▸ **THE EXERCISE**: Extract the full set of records, then give each one again exactly.

▸ **INFORMATION SHOWN**:
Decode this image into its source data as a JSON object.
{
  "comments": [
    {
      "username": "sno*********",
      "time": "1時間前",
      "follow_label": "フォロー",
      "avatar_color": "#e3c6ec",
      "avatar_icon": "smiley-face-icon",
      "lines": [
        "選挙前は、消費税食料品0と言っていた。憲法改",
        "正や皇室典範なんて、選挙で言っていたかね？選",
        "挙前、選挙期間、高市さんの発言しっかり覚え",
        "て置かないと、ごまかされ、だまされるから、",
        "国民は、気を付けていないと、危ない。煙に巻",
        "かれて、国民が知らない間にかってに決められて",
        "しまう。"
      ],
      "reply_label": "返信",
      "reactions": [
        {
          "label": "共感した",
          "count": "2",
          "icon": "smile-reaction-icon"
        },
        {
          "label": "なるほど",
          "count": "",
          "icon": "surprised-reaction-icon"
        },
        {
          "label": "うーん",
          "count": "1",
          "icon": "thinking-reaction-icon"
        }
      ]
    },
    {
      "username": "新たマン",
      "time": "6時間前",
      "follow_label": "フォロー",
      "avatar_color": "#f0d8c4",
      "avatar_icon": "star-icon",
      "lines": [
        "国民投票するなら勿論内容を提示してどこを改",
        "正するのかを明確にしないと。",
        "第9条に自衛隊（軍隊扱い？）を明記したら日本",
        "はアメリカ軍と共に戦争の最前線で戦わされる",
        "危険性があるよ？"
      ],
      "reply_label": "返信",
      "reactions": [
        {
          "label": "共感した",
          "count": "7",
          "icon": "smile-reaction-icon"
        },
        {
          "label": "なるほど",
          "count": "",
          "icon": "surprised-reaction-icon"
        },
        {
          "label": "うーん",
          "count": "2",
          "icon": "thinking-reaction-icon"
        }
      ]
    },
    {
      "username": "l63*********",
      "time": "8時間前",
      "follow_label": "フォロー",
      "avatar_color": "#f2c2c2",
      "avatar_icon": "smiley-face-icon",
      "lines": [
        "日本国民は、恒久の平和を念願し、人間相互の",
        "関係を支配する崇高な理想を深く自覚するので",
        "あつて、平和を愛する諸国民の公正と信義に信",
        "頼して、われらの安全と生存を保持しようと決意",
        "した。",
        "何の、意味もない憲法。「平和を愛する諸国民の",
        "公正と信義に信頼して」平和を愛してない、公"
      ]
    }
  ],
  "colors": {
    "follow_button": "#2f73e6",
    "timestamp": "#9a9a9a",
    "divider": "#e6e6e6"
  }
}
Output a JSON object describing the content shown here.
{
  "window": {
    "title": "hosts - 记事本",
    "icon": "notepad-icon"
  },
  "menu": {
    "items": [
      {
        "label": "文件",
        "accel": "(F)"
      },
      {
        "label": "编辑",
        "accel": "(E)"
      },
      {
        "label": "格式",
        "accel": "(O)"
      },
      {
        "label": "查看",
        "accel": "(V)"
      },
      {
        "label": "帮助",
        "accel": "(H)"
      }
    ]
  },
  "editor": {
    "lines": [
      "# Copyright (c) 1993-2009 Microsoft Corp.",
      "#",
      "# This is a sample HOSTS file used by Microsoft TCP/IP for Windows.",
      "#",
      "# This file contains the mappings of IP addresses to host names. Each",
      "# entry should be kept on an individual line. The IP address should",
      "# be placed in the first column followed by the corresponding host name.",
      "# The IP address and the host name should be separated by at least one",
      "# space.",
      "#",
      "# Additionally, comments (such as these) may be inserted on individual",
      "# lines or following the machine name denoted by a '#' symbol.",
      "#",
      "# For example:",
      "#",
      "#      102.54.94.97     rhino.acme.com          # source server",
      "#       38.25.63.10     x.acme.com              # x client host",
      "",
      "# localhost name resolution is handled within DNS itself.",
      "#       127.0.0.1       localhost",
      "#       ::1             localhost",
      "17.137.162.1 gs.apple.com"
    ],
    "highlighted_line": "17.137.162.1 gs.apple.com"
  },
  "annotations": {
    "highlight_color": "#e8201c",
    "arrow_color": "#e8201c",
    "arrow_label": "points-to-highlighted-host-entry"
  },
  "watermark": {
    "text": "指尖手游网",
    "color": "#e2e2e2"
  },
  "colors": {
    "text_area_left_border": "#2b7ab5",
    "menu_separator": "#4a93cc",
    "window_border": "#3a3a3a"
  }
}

▸ **EXERCISE SOLUTION**:
Decode this image into its source data as a JSON object.
{
  "comments": [
    {
      "username": "sno*********",
      "time": "1時間前",
      "follow_label": "フォロー",
      "avatar_color": "#e3c6ec",
      "avatar_icon": "smiley-face-icon",
      "lines": [
        "選挙前は、消費税食料品0と言っていた。憲法改",
        "正や皇室典範なんて、選挙で言っていたかね？選",
        "挙前、選挙期間、高市さんの発言しっかり覚え",
        "て置かないと、ごまかされ、だまされるから、",
        "国民は、気を付けていないと、危ない。煙に巻",
        "かれて、国民が知らない間にかってに決められて",
        "しまう。"
      ],
      "reply_label": "返信",
      "reactions": [
        {
          "label": "共感した",
          "count": "2",
          "icon": "smile-reaction-icon"
        },
        {
          "label": "なるほど",
          "count": "",
          "icon": "surprised-reaction-icon"
        },
        {
          "label": "うーん",
          "count": "1",
          "icon": "thinking-reaction-icon"
        }
      ]
    },
    {
      "username": "新たマン",
      "time": "6時間前",
      "follow_label": "フォロー",
      "avatar_color": "#f0d8c4",
      "avatar_icon": "star-icon",
      "lines": [
        "国民投票するなら勿論内容を提示してどこを改",
        "正するのかを明確にしないと。",
        "第9条に自衛隊（軍隊扱い？）を明記したら日本",
        "はアメリカ軍と共に戦争の最前線で戦わされる",
        "危険性があるよ？"
      ],
      "reply_label": "返信",
      "reactions": [
        {
          "label": "共感した",
          "count": "7",
          "icon": "smile-reaction-icon"
        },
        {
          "label": "なるほど",
          "count": "",
          "icon": "surprised-reaction-icon"
        },
        {
          "label": "うーん",
          "count": "2",
          "icon": "thinking-reaction-icon"
        }
      ]
    },
    {
      "username": "l63*********",
      "time": "8時間前",
      "follow_label": "フォロー",
      "avatar_color": "#f2c2c2",
      "avatar_icon": "smiley-face-icon",
      "lines": [
        "日本国民は、恒久の平和を念願し、人間相互の",
        "関係を支配する崇高な理想を深く自覚するので",
        "あつて、平和を愛する諸国民の公正と信義に信",
        "頼して、われらの安全と生存を保持しようと決意",
        "した。",
        "何の、意味もない憲法。「平和を愛する諸国民の",
        "公正と信義に信頼して」平和を愛してない、公"
      ]
    }
  ],
  "colors": {
    "follow_button": "#2f73e6",
    "timestamp": "#9a9a9a",
    "divider": "#e6e6e6"
  }
}
Output a JSON object describing the content shown here.
{
  "window": {
    "title": "hosts - 记事本",
    "icon": "notepad-icon"
  },
  "menu": {
    "items": [
      {
        "label": "文件",
        "accel": "(F)"
      },
      {
        "label": "编辑",
        "accel": "(E)"
      },
      {
        "label": "格式",
        "accel": "(O)"
      },
      {
        "label": "查看",
        "accel": "(V)"
      },
      {
        "label": "帮助",
        "accel": "(H)"
      }
    ]
  },
  "editor": {
    "lines": [
      "# Copyright (c) 1993-2009 Microsoft Corp.",
      "#",
      "# This is a sample HOSTS file used by Microsoft TCP/IP for Windows.",
      "#",
      "# This file contains the mappings of IP addresses to host names. Each",
      "# entry should be kept on an individual line. The IP address should",
      "# be placed in the first column followed by the corresponding host name.",
      "# The IP address and the host name should be separated by at least one",
      "# space.",
      "#",
      "# Additionally, comments (such as these) may be inserted on individual",
      "# lines or following the machine name denoted by a '#' symbol.",
      "#",
      "# For example:",
      "#",
      "#      102.54.94.97     rhino.acme.com          # source server",
      "#       38.25.63.10     x.acme.com              # x client host",
      "",
      "# localhost name resolution is handled within DNS itself.",
      "#       127.0.0.1       localhost",
      "#       ::1             localhost",
      "17.137.162.1 gs.apple.com"
    ],
    "highlighted_line": "17.137.162.1 gs.apple.com"
  },
  "annotations": {
    "highlight_color": "#e8201c",
    "arrow_color": "#e8201c",
    "arrow_label": "points-to-highlighted-host-entry"
  },
  "watermark": {
    "text": "指尖手游网",
    "color": "#e2e2e2"
  },
  "colors": {
    "text_area_left_border": "#2b7ab5",
    "menu_separator": "#4a93cc",
    "window_border": "#3a3a3a"
  }
}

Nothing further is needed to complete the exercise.